• GIVEN INFORMATION

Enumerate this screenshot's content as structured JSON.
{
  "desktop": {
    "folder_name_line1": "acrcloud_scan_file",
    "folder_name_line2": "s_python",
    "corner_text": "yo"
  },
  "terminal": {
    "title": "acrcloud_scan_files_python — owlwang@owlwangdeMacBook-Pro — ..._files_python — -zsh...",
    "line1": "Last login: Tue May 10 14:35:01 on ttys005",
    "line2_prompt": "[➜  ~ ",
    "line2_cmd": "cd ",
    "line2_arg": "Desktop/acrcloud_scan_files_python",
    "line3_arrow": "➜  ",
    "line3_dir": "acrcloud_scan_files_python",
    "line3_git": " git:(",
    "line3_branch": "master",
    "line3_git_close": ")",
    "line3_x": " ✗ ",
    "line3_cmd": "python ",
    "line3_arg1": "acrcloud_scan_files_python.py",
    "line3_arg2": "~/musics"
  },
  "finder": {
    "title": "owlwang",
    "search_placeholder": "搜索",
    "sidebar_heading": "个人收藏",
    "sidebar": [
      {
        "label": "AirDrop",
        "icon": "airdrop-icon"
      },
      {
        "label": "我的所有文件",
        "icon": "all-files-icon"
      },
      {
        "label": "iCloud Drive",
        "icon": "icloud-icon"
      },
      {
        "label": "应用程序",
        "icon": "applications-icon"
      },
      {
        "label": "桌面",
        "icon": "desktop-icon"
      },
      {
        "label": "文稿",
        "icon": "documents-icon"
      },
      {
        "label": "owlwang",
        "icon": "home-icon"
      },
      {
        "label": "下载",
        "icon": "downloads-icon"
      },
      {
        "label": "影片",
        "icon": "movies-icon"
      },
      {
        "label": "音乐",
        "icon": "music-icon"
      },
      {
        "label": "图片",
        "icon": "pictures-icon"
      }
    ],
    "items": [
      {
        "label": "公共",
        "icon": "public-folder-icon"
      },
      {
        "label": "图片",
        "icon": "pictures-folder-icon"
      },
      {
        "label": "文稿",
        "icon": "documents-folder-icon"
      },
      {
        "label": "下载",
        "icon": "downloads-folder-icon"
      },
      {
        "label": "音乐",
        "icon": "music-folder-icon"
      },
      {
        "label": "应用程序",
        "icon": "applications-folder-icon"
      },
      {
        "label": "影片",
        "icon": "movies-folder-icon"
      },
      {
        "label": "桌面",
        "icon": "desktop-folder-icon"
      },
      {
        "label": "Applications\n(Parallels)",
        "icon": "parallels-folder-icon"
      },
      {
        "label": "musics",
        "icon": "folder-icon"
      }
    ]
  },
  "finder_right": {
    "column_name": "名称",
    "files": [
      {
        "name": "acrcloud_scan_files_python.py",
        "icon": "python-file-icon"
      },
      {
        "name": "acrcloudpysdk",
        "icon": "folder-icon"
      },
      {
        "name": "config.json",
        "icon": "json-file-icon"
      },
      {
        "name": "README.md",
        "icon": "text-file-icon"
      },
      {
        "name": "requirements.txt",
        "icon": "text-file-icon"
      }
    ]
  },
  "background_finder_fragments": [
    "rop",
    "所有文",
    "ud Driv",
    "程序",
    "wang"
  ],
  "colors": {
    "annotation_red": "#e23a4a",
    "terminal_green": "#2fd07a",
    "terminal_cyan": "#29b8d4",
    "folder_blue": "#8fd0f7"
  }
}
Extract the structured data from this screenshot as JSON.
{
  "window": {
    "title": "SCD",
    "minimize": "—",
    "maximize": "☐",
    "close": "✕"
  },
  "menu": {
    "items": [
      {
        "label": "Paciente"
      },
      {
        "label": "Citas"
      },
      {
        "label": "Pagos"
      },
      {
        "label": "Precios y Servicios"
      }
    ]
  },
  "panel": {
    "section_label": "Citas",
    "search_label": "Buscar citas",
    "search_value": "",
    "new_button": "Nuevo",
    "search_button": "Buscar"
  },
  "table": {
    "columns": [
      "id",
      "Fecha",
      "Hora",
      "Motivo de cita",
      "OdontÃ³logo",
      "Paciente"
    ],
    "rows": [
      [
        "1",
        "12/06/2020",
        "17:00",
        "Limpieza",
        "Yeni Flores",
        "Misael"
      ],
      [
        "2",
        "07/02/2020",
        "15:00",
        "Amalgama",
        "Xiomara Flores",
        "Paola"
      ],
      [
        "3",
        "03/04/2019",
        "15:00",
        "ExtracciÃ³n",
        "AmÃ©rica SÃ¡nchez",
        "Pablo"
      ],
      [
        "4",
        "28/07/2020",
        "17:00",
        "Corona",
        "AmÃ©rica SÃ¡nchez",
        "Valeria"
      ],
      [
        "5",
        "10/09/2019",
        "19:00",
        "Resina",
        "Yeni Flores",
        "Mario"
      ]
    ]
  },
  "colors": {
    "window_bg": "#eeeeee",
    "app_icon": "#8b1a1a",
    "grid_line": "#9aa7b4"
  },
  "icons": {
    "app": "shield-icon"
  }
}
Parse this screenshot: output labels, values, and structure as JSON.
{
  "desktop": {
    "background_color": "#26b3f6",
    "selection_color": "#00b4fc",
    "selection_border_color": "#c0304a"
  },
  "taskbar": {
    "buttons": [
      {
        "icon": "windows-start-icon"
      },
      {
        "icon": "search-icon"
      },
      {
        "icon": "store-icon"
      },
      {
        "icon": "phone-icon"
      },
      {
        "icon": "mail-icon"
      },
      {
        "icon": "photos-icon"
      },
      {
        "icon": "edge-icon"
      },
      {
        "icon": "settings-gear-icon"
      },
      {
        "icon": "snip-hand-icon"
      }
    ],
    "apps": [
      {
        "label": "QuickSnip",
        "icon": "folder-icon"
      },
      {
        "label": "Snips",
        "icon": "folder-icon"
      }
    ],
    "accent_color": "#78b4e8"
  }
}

• WRITTEN TASK
The records above must be output exactly, in full.

• TASK ANSWER
Enumerate this screenshot's content as structured JSON.
{
  "desktop": {
    "folder_name_line1": "acrcloud_scan_file",
    "folder_name_line2": "s_python",
    "corner_text": "yo"
  },
  "terminal": {
    "title": "acrcloud_scan_files_python — owlwang@owlwangdeMacBook-Pro — ..._files_python — -zsh...",
    "line1": "Last login: Tue May 10 14:35:01 on ttys005",
    "line2_prompt": "[➜  ~ ",
    "line2_cmd": "cd ",
    "line2_arg": "Desktop/acrcloud_scan_files_python",
    "line3_arrow": "➜  ",
    "line3_dir": "acrcloud_scan_files_python",
    "line3_git": " git:(",
    "line3_branch": "master",
    "line3_git_close": ")",
    "line3_x": " ✗ ",
    "line3_cmd": "python ",
    "line3_arg1": "acrcloud_scan_files_python.py",
    "line3_arg2": "~/musics"
  },
  "finder": {
    "title": "owlwang",
    "search_placeholder": "搜索",
    "sidebar_heading": "个人收藏",
    "sidebar": [
      {
        "label": "AirDrop",
        "icon": "airdrop-icon"
      },
      {
        "label": "我的所有文件",
        "icon": "all-files-icon"
      },
      {
        "label": "iCloud Drive",
        "icon": "icloud-icon"
      },
      {
        "label": "应用程序",
        "icon": "applications-icon"
      },
      {
        "label": "桌面",
        "icon": "desktop-icon"
      },
      {
        "label": "文稿",
        "icon": "documents-icon"
      },
      {
        "label": "owlwang",
        "icon": "home-icon"
      },
      {
        "label": "下载",
        "icon": "downloads-icon"
      },
      {
        "label": "影片",
        "icon": "movies-icon"
      },
      {
        "label": "音乐",
        "icon": "music-icon"
      },
      {
        "label": "图片",
        "icon": "pictures-icon"
      }
    ],
    "items": [
      {
        "label": "公共",
        "icon": "public-folder-icon"
      },
      {
        "label": "图片",
        "icon": "pictures-folder-icon"
      },
      {
        "label": "文稿",
        "icon": "documents-folder-icon"
      },
      {
        "label": "下载",
        "icon": "downloads-folder-icon"
      },
      {
        "label": "音乐",
        "icon": "music-folder-icon"
      },
      {
        "label": "应用程序",
        "icon": "applications-folder-icon"
      },
      {
        "label": "影片",
        "icon": "movies-folder-icon"
      },
      {
        "label": "桌面",
        "icon": "desktop-folder-icon"
      },
      {
        "label": "Applications\n(Parallels)",
        "icon": "parallels-folder-icon"
      },
      {
        "label": "musics",
        "icon": "folder-icon"
      }
    ]
  },
  "finder_right": {
    "column_name": "名称",
    "files": [
      {
        "name": "acrcloud_scan_files_python.py",
        "icon": "python-file-icon"
      },
      {
        "name": "acrcloudpysdk",
        "icon": "folder-icon"
      },
      {
        "name": "config.json",
        "icon": "json-file-icon"
      },
      {
        "name": "README.md",
        "icon": "text-file-icon"
      },
      {
        "name": "requirements.txt",
        "icon": "text-file-icon"
      }
    ]
  },
  "background_finder_fragments": [
    "rop",
    "所有文",
    "ud Driv",
    "程序",
    "wang"
  ],
  "colors": {
    "annotation_red": "#e23a4a",
    "terminal_green": "#2fd07a",
    "terminal_cyan": "#29b8d4",
    "folder_blue": "#8fd0f7"
  }
}
Extract the structured data from this screenshot as JSON.
{
  "window": {
    "title": "SCD",
    "minimize": "—",
    "maximize": "☐",
    "close": "✕"
  },
  "menu": {
    "items": [
      {
        "label": "Paciente"
      },
      {
        "label": "Citas"
      },
      {
        "label": "Pagos"
      },
      {
        "label": "Precios y Servicios"
      }
    ]
  },
  "panel": {
    "section_label": "Citas",
    "search_label": "Buscar citas",
    "search_value": "",
    "new_button": "Nuevo",
    "search_button": "Buscar"
  },
  "table": {
    "columns": [
      "id",
      "Fecha",
      "Hora",
      "Motivo de cita",
      "OdontÃ³logo",
      "Paciente"
    ],
    "rows": [
      [
        "1",
        "12/06/2020",
        "17:00",
        "Limpieza",
        "Yeni Flores",
        "Misael"
      ],
      [
        "2",
        "07/02/2020",
        "15:00",
        "Amalgama",
        "Xiomara Flores",
        "Paola"
      ],
      [
        "3",
        "03/04/2019",
        "15:00",
        "ExtracciÃ³n",
        "AmÃ©rica SÃ¡nchez",
        "Pablo"
      ],
      [
        "4",
        "28/07/2020",
        "17:00",
        "Corona",
        "AmÃ©rica SÃ¡nchez",
        "Valeria"
      ],
      [
        "5",
        "10/09/2019",
        "19:00",
        "Resina",
        "Yeni Flores",
        "Mario"
      ]
    ]
  },
  "colors": {
    "window_bg": "#eeeeee",
    "app_icon": "#8b1a1a",
    "grid_line": "#9aa7b4"
  },
  "icons": {
    "app": "shield-icon"
  }
}
Parse this screenshot: output labels, values, and structure as JSON.
{
  "desktop": {
    "background_color": "#26b3f6",
    "selection_color": "#00b4fc",
    "selection_border_color": "#c0304a"
  },
  "taskbar": {
    "buttons": [
      {
        "icon": "windows-start-icon"
      },
      {
        "icon": "search-icon"
      },
      {
        "icon": "store-icon"
      },
      {
        "icon": "phone-icon"
      },
      {
        "icon": "mail-icon"
      },
      {
        "icon": "photos-icon"
      },
      {
        "icon": "edge-icon"
      },
      {
        "icon": "settings-gear-icon"
      },
      {
        "icon": "snip-hand-icon"
      }
    ],
    "apps": [
      {
        "label": "QuickSnip",
        "icon": "folder-icon"
      },
      {
        "label": "Snips",
        "icon": "folder-icon"
      }
    ],
    "accent_color": "#78b4e8"
  }
}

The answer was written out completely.